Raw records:
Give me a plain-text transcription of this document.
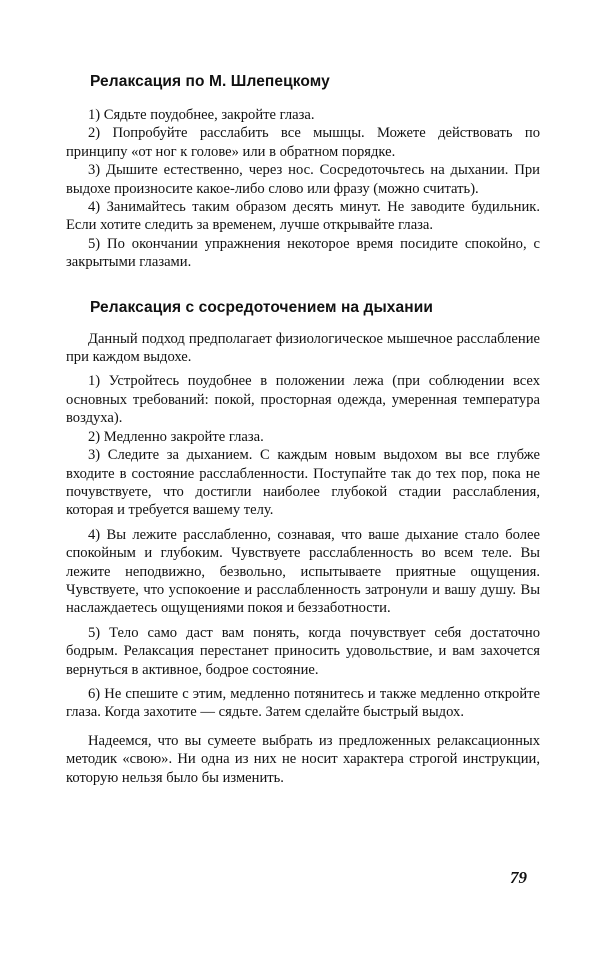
Релаксация по М. Шлепецкому

1) Сядьте поудобнее, закройте глаза.

2) Попробуйте расслабить все мышцы. Можете действовать по принципу «от ног к голове» или в обратном порядке.

3) Дышите естественно, через нос. Сосредоточьтесь на дыхании. При выдохе произносите какое-либо слово или фразу (можно считать).

4) Занимайтесь таким образом десять минут. Не заводите будильник. Если хотите следить за временем, лучше открывайте глаза.

5) По окончании упражнения некоторое время посидите спокойно, с закрытыми глазами.

Релаксация с сосредоточением на дыхании

Данный подход предполагает физиологическое мышечное расслабление при каждом выдохе.

1) Устройтесь поудобнее в положении лежа (при соблюдении всех основных требований: покой, просторная одежда, умеренная температура воздуха).

2) Медленно закройте глаза.

3) Следите за дыханием. С каждым новым выдохом вы все глубже входите в состояние расслабленности. Поступайте так до тех пор, пока не почувствуете, что достигли наиболее глубокой стадии расслабления, которая и требуется вашему телу.

4) Вы лежите расслабленно, сознавая, что ваше дыхание стало более спокойным и глубоким. Чувствуете расслабленность во всем теле. Вы лежите неподвижно, безвольно, испытываете приятные ощущения. Чувствуете, что успокоение и расслабленность затронули и вашу душу. Вы наслаждаетесь ощущениями покоя и беззаботности.

5) Тело само даст вам понять, когда почувствует себя достаточно бодрым. Релаксация перестанет приносить удовольствие, и вам захочется вернуться в активное, бодрое состояние.

6) Не спешите с этим, медленно потянитесь и также медленно откройте глаза. Когда захотите — сядьте. Затем сделайте быстрый выдох.

Надеемся, что вы сумеете выбрать из предложенных релаксационных методик «свою». Ни одна из них не носит характера строгой инструкции, которую нельзя было бы изменить.

79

■ **Exercise**
Write the entries above out in full, exactly, with no images.

■ **Finished answer**
Give me a plain-text transcription of this document.
Релаксация по М. Шлепецкому

1) Сядьте поудобнее, закройте глаза.

2) Попробуйте расслабить все мышцы. Можете действовать по принципу «от ног к голове» или в обратном порядке.

3) Дышите естественно, через нос. Сосредоточьтесь на дыхании. При выдохе произносите какое-либо слово или фразу (можно считать).

4) Занимайтесь таким образом десять минут. Не заводите будильник. Если хотите следить за временем, лучше открывайте глаза.

5) По окончании упражнения некоторое время посидите спокойно, с закрытыми глазами.

Релаксация с сосредоточением на дыхании

Данный подход предполагает физиологическое мышечное расслабление при каждом выдохе.

1) Устройтесь поудобнее в положении лежа (при соблюдении всех основных требований: покой, просторная одежда, умеренная температура воздуха).

2) Медленно закройте глаза.

3) Следите за дыханием. С каждым новым выдохом вы все глубже входите в состояние расслабленности. Поступайте так до тех пор, пока не почувствуете, что достигли наиболее глубокой стадии расслабления, которая и требуется вашему телу.

4) Вы лежите расслабленно, сознавая, что ваше дыхание стало более спокойным и глубоким. Чувствуете расслабленность во всем теле. Вы лежите неподвижно, безвольно, испытываете приятные ощущения. Чувствуете, что успокоение и расслабленность затронули и вашу душу. Вы наслаждаетесь ощущениями покоя и беззаботности.

5) Тело само даст вам понять, когда почувствует себя достаточно бодрым. Релаксация перестанет приносить удовольствие, и вам захочется вернуться в активное, бодрое состояние.

6) Не спешите с этим, медленно потянитесь и также медленно откройте глаза. Когда захотите — сядьте. Затем сделайте быстрый выдох.

Надеемся, что вы сумеете выбрать из предложенных релаксационных методик «свою». Ни одна из них не носит характера строгой инструкции, которую нельзя было бы изменить.

79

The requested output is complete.